● **Problem statement**: In the data below, find each line containing the string "wniósł" and return it.

● **Provided information**:
-*-*-
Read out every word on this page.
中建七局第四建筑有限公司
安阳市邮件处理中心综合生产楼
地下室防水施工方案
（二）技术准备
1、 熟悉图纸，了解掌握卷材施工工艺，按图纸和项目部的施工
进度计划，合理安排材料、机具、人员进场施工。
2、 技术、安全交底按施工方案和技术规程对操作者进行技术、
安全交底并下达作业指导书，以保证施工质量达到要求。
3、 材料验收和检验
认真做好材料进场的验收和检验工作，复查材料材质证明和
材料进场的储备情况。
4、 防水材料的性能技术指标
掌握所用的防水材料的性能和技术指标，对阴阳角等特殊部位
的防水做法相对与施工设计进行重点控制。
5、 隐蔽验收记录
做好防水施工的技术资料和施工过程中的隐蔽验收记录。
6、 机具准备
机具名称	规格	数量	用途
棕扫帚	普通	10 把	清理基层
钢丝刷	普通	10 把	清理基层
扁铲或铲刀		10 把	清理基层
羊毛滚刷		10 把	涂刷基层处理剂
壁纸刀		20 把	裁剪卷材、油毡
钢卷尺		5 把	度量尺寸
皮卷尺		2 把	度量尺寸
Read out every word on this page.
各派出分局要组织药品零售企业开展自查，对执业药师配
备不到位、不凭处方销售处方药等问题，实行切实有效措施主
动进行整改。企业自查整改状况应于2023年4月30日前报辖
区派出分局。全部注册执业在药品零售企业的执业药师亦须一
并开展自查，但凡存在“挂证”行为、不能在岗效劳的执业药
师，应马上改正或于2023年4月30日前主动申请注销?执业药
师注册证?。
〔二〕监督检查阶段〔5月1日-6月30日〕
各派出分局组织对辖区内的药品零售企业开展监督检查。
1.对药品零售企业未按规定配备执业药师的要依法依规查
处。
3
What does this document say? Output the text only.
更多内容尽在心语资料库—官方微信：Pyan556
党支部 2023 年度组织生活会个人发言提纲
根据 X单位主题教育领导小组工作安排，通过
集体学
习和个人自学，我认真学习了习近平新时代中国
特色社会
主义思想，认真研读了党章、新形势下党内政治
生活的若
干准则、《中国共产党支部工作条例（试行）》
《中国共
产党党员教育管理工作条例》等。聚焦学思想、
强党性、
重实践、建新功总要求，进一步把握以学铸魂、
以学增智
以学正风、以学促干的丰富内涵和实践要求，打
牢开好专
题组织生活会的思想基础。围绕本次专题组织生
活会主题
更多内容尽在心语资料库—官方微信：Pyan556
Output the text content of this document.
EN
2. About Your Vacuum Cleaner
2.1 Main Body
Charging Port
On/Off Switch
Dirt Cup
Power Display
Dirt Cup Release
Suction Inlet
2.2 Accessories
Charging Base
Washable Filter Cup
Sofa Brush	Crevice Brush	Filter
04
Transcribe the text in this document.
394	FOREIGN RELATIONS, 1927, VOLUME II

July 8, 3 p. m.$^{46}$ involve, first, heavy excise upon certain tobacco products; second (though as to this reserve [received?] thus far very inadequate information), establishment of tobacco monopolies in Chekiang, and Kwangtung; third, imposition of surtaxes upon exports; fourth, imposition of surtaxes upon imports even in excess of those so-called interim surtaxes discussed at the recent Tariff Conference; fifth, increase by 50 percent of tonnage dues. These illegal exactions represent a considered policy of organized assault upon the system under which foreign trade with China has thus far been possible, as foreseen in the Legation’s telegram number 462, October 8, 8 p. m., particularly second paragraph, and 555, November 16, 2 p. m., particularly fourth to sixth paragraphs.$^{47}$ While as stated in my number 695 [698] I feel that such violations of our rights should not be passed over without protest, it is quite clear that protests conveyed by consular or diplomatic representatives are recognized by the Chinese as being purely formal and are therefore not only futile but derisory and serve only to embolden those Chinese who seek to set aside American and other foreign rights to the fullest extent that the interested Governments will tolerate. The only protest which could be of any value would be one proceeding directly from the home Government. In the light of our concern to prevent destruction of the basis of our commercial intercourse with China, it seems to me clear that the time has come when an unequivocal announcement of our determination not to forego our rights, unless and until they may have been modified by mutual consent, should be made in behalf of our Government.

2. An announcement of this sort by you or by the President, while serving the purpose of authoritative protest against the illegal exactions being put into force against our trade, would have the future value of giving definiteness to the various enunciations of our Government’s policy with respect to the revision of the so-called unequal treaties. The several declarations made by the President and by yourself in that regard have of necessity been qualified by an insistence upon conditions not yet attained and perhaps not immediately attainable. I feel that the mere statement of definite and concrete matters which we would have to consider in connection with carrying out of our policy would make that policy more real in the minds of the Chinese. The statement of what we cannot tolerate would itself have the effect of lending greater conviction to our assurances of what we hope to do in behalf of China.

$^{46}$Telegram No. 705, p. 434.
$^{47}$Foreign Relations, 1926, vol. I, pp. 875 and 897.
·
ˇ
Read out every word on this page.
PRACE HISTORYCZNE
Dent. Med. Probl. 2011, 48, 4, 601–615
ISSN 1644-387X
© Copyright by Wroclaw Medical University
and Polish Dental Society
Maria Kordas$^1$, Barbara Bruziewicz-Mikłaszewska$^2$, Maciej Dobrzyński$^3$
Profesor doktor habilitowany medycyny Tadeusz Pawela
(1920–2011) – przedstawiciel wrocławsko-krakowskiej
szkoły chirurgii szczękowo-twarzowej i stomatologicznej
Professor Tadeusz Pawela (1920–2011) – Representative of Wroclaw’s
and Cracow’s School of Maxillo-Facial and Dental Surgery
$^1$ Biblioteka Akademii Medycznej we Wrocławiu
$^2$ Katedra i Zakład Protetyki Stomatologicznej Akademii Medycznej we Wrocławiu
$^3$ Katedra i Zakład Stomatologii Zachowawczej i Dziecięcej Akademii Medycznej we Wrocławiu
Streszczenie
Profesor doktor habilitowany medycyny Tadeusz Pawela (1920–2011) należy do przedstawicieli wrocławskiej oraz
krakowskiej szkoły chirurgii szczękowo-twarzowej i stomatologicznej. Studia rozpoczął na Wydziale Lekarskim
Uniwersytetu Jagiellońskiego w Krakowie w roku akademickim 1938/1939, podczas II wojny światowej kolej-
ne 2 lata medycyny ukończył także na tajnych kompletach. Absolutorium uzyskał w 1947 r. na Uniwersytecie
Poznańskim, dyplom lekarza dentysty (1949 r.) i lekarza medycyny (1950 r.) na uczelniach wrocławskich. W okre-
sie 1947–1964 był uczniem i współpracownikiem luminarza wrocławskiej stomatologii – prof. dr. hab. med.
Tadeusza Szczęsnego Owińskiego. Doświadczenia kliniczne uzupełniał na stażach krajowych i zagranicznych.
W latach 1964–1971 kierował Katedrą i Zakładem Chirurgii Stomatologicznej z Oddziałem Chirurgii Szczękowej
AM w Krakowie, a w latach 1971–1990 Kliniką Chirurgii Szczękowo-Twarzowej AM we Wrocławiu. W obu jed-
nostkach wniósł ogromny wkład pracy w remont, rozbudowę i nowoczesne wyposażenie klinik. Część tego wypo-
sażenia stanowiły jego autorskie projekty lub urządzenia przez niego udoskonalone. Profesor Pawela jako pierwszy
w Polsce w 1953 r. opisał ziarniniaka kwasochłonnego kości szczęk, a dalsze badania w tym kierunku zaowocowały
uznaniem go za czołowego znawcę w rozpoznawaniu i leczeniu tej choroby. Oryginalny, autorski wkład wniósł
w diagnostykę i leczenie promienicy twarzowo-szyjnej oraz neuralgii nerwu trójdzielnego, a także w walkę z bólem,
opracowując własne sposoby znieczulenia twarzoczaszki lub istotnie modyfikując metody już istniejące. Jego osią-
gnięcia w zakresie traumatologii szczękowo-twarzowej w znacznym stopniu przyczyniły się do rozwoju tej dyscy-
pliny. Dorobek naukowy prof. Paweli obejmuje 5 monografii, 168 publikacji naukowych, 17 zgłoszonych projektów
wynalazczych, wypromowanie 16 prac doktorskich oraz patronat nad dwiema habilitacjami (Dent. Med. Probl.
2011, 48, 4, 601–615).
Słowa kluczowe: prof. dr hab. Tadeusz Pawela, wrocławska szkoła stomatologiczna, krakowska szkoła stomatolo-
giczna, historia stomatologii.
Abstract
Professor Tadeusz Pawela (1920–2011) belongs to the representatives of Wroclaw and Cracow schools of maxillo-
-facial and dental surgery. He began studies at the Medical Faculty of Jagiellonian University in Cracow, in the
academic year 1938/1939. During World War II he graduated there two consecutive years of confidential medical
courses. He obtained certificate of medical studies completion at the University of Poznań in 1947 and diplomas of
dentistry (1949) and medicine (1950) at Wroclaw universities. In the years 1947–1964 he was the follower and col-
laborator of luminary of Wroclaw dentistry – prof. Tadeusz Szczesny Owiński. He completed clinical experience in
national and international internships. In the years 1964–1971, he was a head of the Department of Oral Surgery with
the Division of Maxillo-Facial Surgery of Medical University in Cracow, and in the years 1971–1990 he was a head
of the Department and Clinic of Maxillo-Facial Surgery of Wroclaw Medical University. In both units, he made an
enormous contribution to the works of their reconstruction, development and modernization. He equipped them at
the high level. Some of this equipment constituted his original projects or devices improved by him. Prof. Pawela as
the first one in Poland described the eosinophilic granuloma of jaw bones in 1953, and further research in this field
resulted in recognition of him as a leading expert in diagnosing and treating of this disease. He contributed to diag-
-*-*-
● **Solution to the problem**:
nostkach wniósł ogromny wkład pracy w remont, rozbudowę i nowoczesne wyposażenie klinik. Część tego wypo-
uznaniem go za czołowego znawcę w rozpoznawaniu i leczeniu tej choroby. Oryginalny, autorski wkład wniósł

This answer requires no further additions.